* START DATA TO USE *
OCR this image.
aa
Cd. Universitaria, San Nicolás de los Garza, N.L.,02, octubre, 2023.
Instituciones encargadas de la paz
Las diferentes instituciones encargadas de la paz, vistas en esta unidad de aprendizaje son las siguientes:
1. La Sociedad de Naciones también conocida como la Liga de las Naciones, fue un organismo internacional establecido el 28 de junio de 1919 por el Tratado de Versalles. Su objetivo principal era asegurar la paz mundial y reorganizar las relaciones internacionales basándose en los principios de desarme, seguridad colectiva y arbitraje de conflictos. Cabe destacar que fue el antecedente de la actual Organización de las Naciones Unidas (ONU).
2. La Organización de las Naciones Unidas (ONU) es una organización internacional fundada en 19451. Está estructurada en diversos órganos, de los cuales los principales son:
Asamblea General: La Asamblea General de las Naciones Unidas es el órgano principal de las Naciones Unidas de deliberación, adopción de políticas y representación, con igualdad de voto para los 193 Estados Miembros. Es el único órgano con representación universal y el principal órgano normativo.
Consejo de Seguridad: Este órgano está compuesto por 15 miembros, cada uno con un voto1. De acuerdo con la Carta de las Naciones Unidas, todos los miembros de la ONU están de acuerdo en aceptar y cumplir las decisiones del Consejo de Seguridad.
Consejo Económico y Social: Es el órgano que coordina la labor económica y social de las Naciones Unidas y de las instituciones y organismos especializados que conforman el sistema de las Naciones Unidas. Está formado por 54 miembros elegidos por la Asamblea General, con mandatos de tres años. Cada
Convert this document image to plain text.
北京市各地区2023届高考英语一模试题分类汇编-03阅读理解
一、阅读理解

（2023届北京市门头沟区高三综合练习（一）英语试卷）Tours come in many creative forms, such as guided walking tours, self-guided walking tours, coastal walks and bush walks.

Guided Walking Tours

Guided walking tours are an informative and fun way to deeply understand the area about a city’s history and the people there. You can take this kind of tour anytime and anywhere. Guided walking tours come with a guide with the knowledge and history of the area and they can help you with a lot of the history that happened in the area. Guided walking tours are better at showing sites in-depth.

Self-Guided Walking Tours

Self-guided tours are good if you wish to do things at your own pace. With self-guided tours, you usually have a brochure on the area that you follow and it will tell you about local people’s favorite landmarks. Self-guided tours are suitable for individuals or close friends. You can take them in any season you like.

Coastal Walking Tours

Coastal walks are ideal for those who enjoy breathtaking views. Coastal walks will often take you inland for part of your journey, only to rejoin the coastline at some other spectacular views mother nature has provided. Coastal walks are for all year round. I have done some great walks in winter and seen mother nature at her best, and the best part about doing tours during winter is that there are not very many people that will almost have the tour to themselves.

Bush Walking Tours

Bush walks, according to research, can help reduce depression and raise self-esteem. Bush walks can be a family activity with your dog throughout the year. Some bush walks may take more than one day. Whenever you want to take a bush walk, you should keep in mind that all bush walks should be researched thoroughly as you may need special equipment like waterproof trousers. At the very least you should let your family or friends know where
* END DATA TO USE *
» WORK TO BE COMPLETED
Tally up the lines in the records that contain the word "this" and give only the total.

» EXERCISE SOLUTION
3